═════ Text shown ═════
Top Brands v Sharma (Court of Appeal)
[2015] EWCA Civ 1140
Case details
Case summary
The Court of Appeal dismissed an appeal against an order under section 212 of the Insolvency Act 1986 requiring the former liquidator, Mrs Sharma, to contribute £548,074.56 to the company’s assets for breaches of duty. The court confirmed that the claim under section 212 was not barred by an illegality defence or by the suggestion that the sum was "criminal property" within the meaning of the Proceeds of Crime Act 2002.
The court accepted the trial judge’s findings that Mrs Sharma had breached duties implicit in IA 1986 section 107 and section 212 and had acted negligently and, in parts, in breach of fiduciary duty by paying out the frozen sum without adequate enquiries, instructions to advisers or consideration of available records (findings summarised at [173]–[175]). The court held that any illegality in the company’s prior trading was collateral to the misfeasance claim, that the statutory scheme in IA 1986 favoured enforcing a liquidator’s duties to gather and distribute assets, and that no factual basis had been shown for attributing a prior conspiracy to the company in a way that would defeat the creditors’ claim.
Case abstract
Background and parties: Mama Milla Limited (MML) entered creditors’ voluntary liquidation on 21 September 2011. The liquidator, Mrs Gagen Sharma, was later the subject of a section 212 misfeasance claim brought by two creditors, Top Brands Limited and Lemione Services Limited, who alleged that a sum of £548,074.56 paid into MML’s bank account had been wrongly paid out by the liquidator. Mr Barry Ward became liquidator by replacement. The claim proceeded to a four day trial before His Honour Judge Simon Barker QC, whose order of 4 August 2014 required Mrs Sharma to contribute the sum to MML’s assets; Mrs Sharma appealed.
Nature of the claim: The respondents pursued a statutory remedy under IA 1986 section 212 seeking repayment or a contribution to the company’s assets for misapplication of company property and breaches of fiduciary and statutory duty by the liquidator. The principal contested legal issue on appeal was whether the claim was barred by illegality on the ground that the sum was criminal property (POCA s340(3)), or otherwise whether public policy prevented recovery.
Issues before the Court of Appeal:
- Whether an illegality defence (ex turpi causa / criminal property under POCA) barred the section 212 claim;
- Whether any alleged criminal conduct by MML or its controllers was inextricably linked to the loss claimed;
- Whether the public policy underpinning the insolvency statutory scheme outweighed any public policy ground for barring recovery; and
- Whether attribution of the directors’ or owners’ dishonest intentions to the company could defeat the creditors’ section 212 claim.
═════
Written problem: Translate this sentence from the Top Brands v Sharma text into French: "Mr Barry Ward became liquidator by replacement." The entries are not needed for any of this work.
═════ Entries shown ═════
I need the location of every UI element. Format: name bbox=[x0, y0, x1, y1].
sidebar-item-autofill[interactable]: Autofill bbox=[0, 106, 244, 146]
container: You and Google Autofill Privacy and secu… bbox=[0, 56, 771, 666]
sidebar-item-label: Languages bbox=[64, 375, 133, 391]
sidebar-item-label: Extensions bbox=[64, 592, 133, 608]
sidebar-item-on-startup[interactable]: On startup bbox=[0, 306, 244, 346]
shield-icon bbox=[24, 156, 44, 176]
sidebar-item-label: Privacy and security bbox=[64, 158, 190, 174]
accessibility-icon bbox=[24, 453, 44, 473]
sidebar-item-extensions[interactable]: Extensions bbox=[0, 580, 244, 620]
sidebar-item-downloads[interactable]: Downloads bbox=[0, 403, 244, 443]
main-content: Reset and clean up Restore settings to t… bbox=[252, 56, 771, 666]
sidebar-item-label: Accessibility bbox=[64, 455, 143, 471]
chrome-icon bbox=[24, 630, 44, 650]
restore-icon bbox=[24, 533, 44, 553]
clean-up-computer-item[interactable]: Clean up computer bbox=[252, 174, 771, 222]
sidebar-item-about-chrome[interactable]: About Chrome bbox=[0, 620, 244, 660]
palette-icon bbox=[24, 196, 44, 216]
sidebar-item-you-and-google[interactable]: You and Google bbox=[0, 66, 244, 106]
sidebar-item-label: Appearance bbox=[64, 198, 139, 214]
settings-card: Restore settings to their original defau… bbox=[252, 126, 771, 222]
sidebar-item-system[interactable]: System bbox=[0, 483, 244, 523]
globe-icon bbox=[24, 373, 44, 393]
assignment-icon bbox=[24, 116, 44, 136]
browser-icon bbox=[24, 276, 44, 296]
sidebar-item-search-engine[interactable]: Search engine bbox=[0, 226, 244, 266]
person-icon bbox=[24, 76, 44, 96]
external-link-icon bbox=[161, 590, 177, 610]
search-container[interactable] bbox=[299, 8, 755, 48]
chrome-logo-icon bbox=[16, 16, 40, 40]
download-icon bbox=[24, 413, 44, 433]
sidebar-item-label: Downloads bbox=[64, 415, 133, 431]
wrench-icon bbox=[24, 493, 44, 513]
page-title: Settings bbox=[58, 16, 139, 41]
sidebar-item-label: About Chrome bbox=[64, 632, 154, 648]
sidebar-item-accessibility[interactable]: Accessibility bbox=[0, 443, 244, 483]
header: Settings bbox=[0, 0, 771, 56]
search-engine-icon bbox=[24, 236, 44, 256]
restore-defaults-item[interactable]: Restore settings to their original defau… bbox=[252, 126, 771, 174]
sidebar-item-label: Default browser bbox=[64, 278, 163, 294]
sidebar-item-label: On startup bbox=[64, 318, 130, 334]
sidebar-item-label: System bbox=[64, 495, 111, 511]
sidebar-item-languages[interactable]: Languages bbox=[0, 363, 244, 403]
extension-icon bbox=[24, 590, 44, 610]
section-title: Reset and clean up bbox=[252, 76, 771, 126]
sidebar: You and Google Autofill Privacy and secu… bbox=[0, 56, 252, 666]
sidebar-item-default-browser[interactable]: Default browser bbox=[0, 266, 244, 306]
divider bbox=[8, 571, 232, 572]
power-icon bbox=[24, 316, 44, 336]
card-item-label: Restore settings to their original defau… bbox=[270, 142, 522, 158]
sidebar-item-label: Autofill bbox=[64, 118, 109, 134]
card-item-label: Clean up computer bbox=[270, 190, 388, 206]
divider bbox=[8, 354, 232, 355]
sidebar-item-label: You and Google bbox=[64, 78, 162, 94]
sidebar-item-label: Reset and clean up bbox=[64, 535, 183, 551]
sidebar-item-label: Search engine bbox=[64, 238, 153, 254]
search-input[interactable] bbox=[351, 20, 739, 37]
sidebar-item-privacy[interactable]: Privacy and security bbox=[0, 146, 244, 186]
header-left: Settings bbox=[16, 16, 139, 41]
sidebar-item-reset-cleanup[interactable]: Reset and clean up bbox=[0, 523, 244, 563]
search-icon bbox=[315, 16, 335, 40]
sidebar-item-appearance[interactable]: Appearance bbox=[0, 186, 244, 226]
═════
The answer: M. Barry Ward est devenu liquidateur en remplacement.